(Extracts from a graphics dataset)
————————

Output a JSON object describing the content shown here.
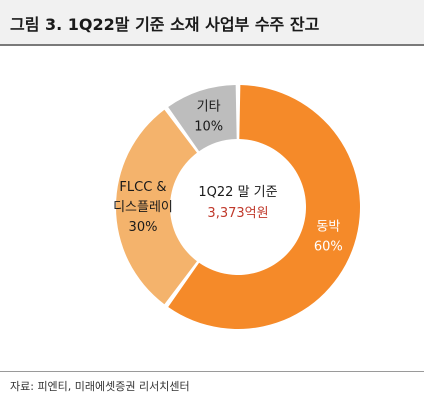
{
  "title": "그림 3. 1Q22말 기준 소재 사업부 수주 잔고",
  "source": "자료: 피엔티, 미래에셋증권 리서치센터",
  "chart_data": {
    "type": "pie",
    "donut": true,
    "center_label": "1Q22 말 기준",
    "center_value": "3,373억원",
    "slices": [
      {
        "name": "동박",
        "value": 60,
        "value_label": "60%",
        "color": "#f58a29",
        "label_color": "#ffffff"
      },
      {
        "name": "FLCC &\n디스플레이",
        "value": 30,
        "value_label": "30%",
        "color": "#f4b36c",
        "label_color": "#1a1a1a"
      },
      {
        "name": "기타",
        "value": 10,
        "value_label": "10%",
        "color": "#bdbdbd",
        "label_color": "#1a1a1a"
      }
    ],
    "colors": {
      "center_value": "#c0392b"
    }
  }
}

————————

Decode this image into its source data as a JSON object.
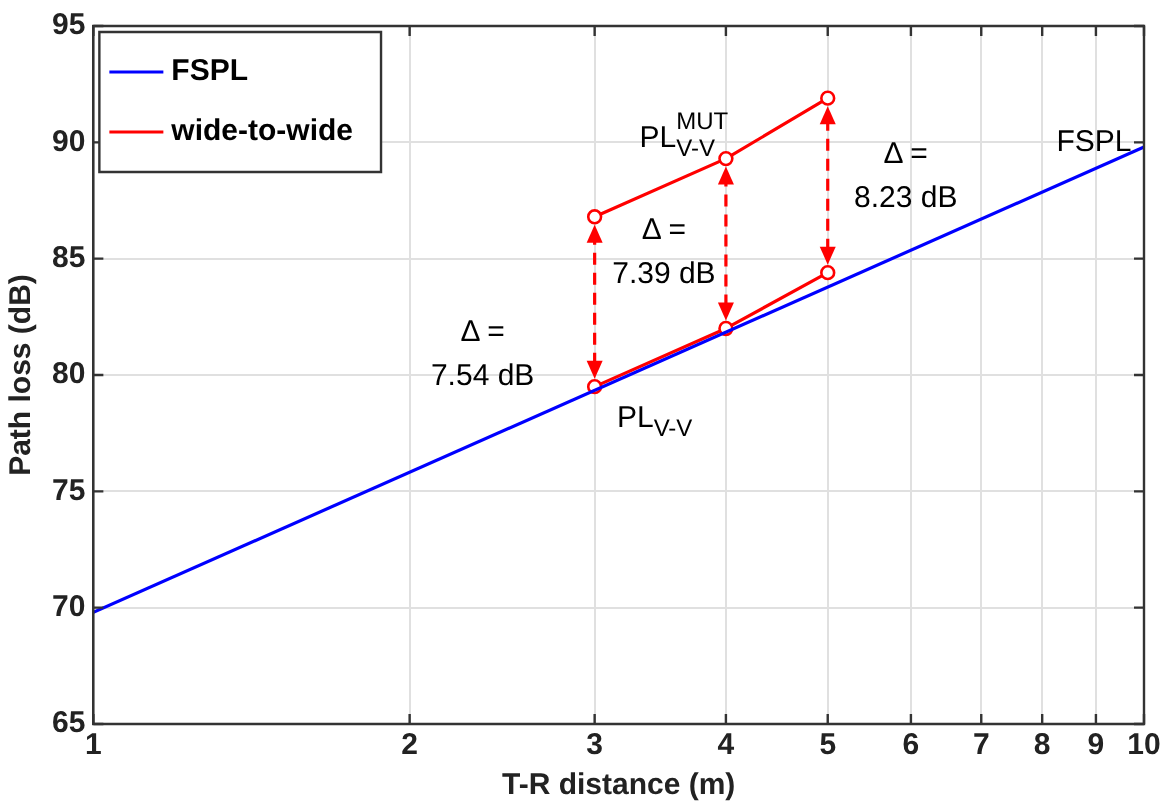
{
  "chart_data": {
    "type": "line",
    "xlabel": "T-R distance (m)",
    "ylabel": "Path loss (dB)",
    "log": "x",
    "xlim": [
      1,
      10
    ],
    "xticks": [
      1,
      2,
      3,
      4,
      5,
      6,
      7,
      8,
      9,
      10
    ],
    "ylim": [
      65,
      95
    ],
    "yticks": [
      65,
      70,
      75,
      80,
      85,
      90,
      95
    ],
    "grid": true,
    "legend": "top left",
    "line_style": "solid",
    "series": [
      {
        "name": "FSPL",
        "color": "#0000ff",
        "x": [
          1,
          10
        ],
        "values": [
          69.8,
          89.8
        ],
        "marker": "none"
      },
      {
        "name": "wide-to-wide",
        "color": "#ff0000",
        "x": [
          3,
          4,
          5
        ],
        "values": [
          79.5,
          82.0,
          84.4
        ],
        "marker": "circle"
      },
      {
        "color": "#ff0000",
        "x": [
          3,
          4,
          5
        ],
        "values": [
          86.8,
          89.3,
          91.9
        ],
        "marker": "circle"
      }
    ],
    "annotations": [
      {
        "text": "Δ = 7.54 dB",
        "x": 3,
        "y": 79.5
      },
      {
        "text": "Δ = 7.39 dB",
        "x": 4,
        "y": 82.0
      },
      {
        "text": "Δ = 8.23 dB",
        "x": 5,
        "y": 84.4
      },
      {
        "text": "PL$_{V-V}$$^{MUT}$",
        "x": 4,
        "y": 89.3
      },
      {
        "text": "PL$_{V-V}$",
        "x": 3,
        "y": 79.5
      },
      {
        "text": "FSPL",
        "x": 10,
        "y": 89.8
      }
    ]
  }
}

————————

◆ WHAT YOU NEED TO DO
Pull every line holding "object" out of the records.

◆ RESULT OF THIS TASK
Output a JSON object describing the content shown here.
Decode this image into its source data as a JSON object.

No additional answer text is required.